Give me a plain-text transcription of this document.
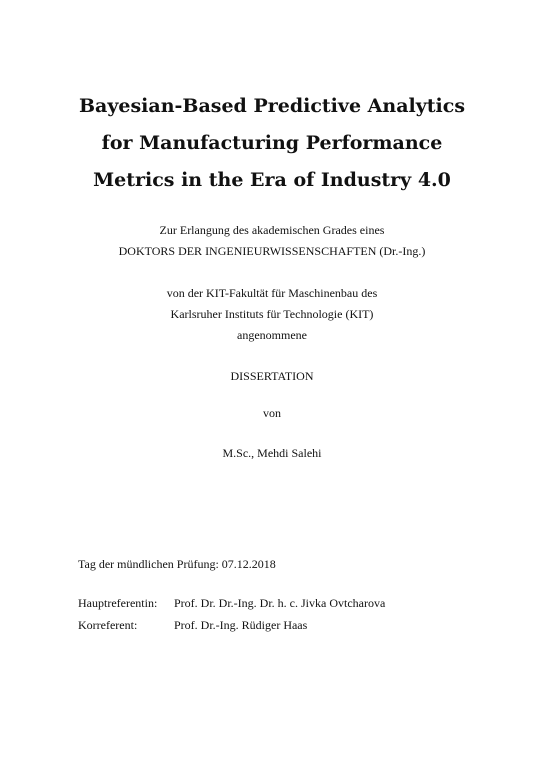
Bayesian-Based Predictive Analytics
for Manufacturing Performance
Metrics in the Era of Industry 4.0
Zur Erlangung des akademischen Grades eines
DOKTORS DER INGENIEURWISSENSCHAFTEN (Dr.-Ing.)
von der KIT-Fakultät für Maschinenbau des
Karlsruher Instituts für Technologie (KIT)
angenommene
DISSERTATION
von
M.Sc., Mehdi Salehi
Tag der mündlichen Prüfung: 07.12.2018
Hauptreferentin: Prof. Dr. Dr.-Ing. Dr. h. c. Jivka Ovtcharova
Korreferent:	Prof. Dr.-Ing. Rüdiger Haas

Work instructions:
Could you return the entire listing above verbatim while dropping each picture?

Answer to the problem:
Give me a plain-text transcription of this document.
Bayesian-Based Predictive Analytics
for Manufacturing Performance
Metrics in the Era of Industry 4.0
Zur Erlangung des akademischen Grades eines
DOKTORS DER INGENIEURWISSENSCHAFTEN (Dr.-Ing.)
von der KIT-Fakultät für Maschinenbau des
Karlsruher Instituts für Technologie (KIT)
angenommene
DISSERTATION
von
M.Sc., Mehdi Salehi
Tag der mündlichen Prüfung: 07.12.2018
Hauptreferentin: Prof. Dr. Dr.-Ing. Dr. h. c. Jivka Ovtcharova
Korreferent:	Prof. Dr.-Ing. Rüdiger Haas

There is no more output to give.